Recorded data
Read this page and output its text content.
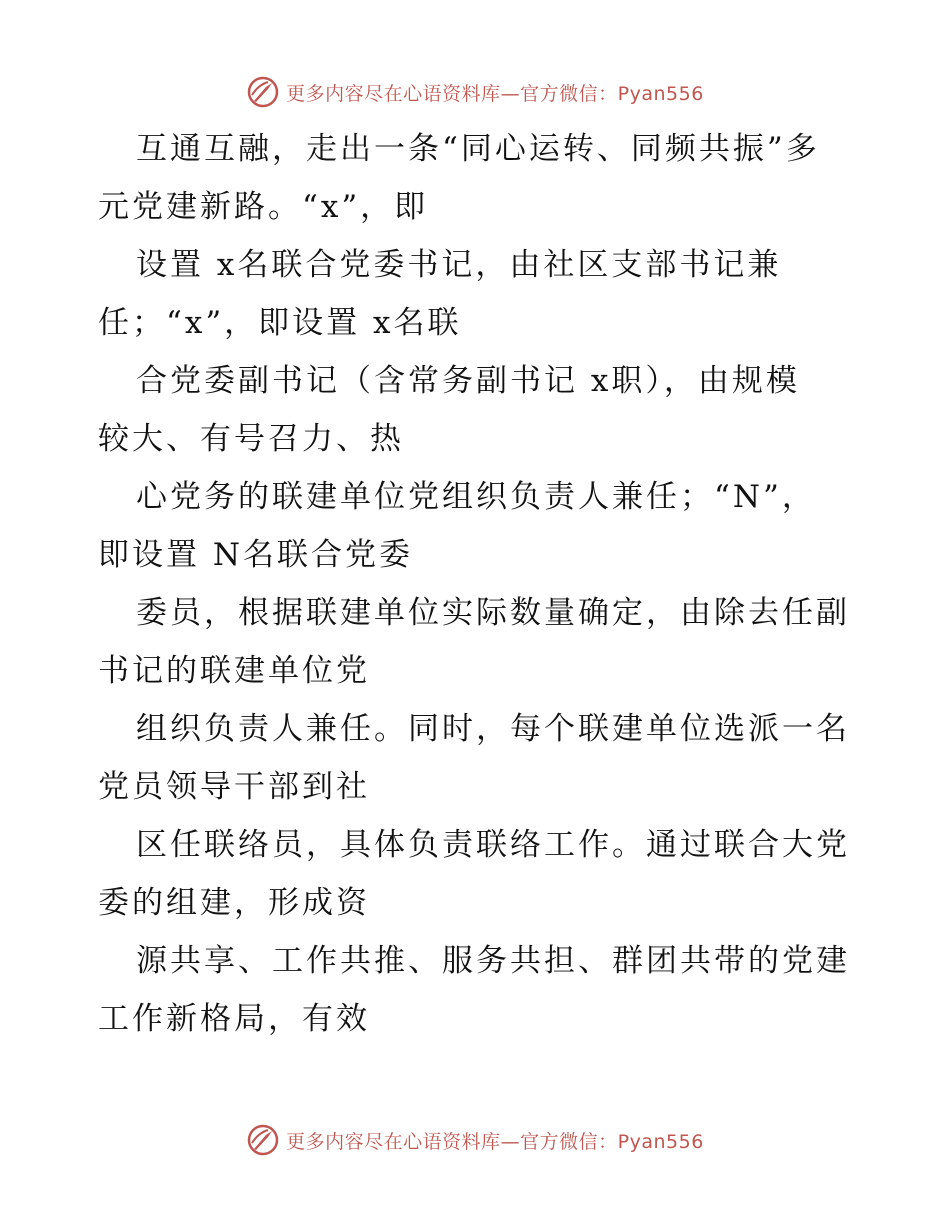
更多内容尽在心语资料库—官方微信：Pyan556
互通互融，走出一条“同心运转、同频共振”多
元党建新路。“x”，即
设置 x名联合党委书记，由社区支部书记兼
任；“x”，即设置 x名联
合党委副书记（含常务副书记 x职），由规模
较大、有号召力、热
心党务的联建单位党组织负责人兼任；“N”，
即设置 N名联合党委
委员，根据联建单位实际数量确定，由除去任副
书记的联建单位党
组织负责人兼任。同时，每个联建单位选派一名
党员领导干部到社
区任联络员，具体负责联络工作。通过联合大党
委的组建，形成资
源共享、工作共推、服务共担、群团共带的党建
工作新格局，有效
更多内容尽在心语资料库—官方微信：Pyan556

[TASK GOAL]
Repeat each entry exactly. Pictures do not belong in the copy.

[WORKED SOLUTION]
Read this page and output its text content.
更多内容尽在心语资料库—官方微信：Pyan556
互通互融，走出一条“同心运转、同频共振”多
元党建新路。“x”，即
设置 x名联合党委书记，由社区支部书记兼
任；“x”，即设置 x名联
合党委副书记（含常务副书记 x职），由规模
较大、有号召力、热
心党务的联建单位党组织负责人兼任；“N”，
即设置 N名联合党委
委员，根据联建单位实际数量确定，由除去任副
书记的联建单位党
组织负责人兼任。同时，每个联建单位选派一名
党员领导干部到社
区任联络员，具体负责联络工作。通过联合大党
委的组建，形成资
源共享、工作共推、服务共担、群团共带的党建
工作新格局，有效
更多内容尽在心语资料库—官方微信：Pyan556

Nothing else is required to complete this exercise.